**TASK INSTRUCTIONS**
Pictures do not belong in your copy. Repeat all the other data exactly.
----
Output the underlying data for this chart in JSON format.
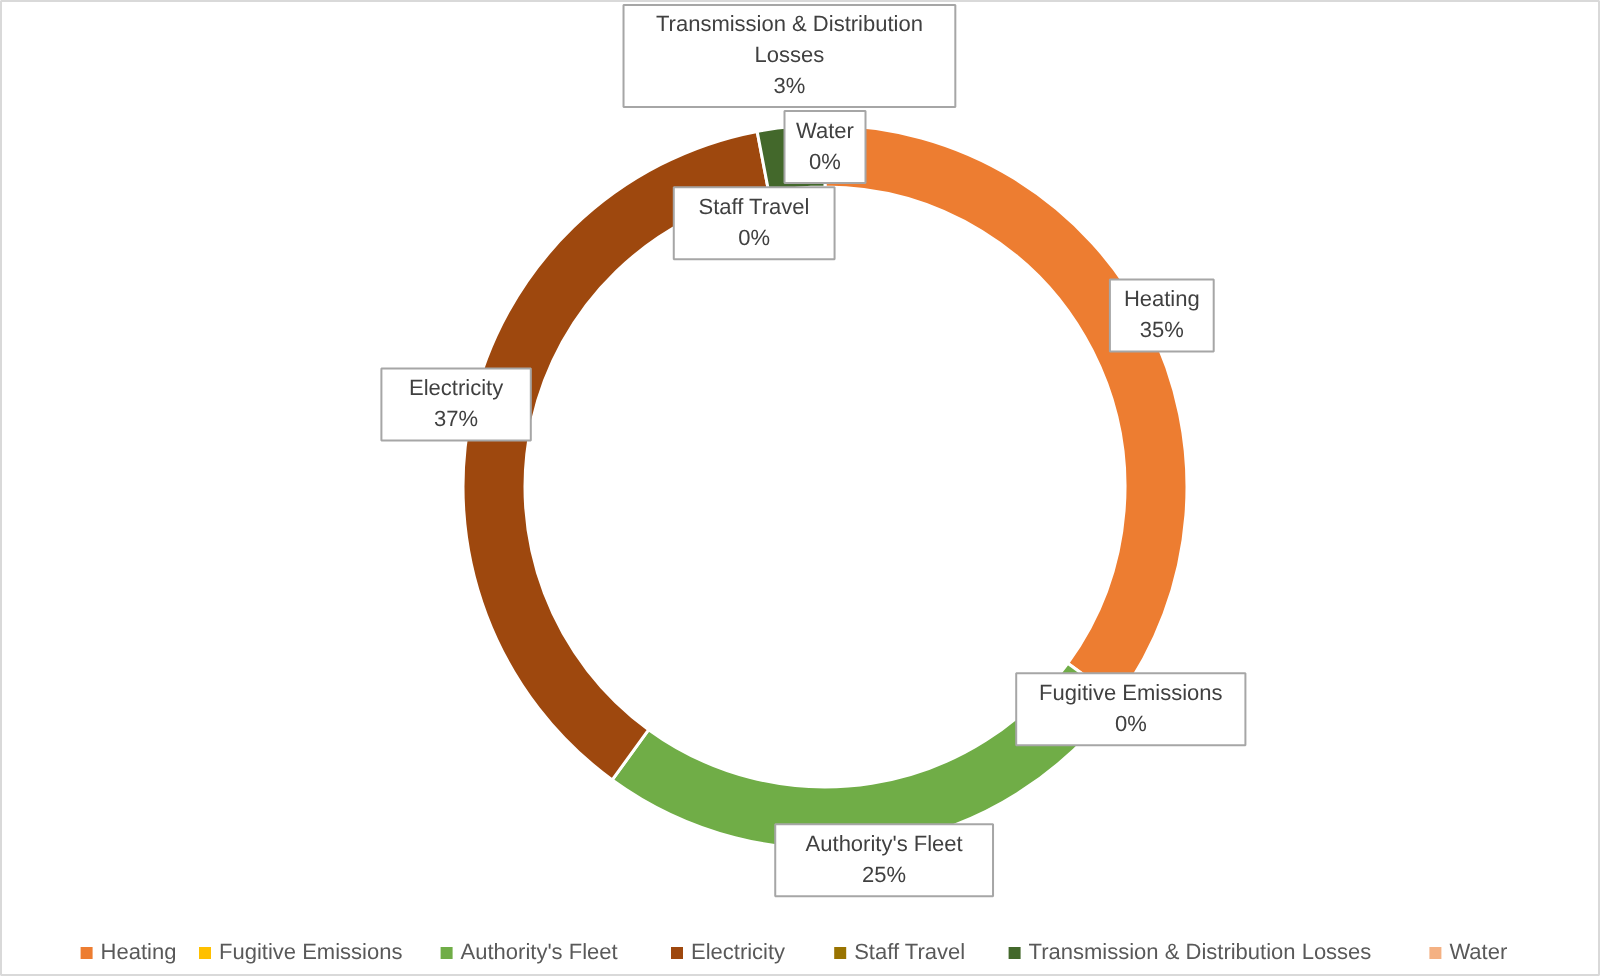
{
  "chart_data": {
    "type": "donut",
    "categories": [
      "Heating",
      "Fugitive Emissions",
      "Authority's Fleet",
      "Electricity",
      "Staff Travel",
      "Transmission & Distribution Losses",
      "Water"
    ],
    "values": [
      35,
      0,
      25,
      37,
      0,
      3,
      0
    ],
    "colors": [
      "#ed7d31",
      "#ffc000",
      "#70ad47",
      "#9e480e",
      "#997300",
      "#43682b",
      "#f4b183"
    ],
    "value_labels": [
      "35%",
      "0%",
      "25%",
      "37%",
      "0%",
      "3%",
      "0%"
    ],
    "legend": "bottom"
  }
}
----
**EXERCISE RESPONSE**
Output the underlying data for this chart in JSON format.
{
  "chart_data": {
    "type": "donut",
    "categories": [
      "Heating",
      "Fugitive Emissions",
      "Authority's Fleet",
      "Electricity",
      "Staff Travel",
      "Transmission & Distribution Losses",
      "Water"
    ],
    "values": [
      35,
      0,
      25,
      37,
      0,
      3,
      0
    ],
    "colors": [
      "#ed7d31",
      "#ffc000",
      "#70ad47",
      "#9e480e",
      "#997300",
      "#43682b",
      "#f4b183"
    ],
    "value_labels": [
      "35%",
      "0%",
      "25%",
      "37%",
      "0%",
      "3%",
      "0%"
    ],
    "legend": "bottom"
  }
}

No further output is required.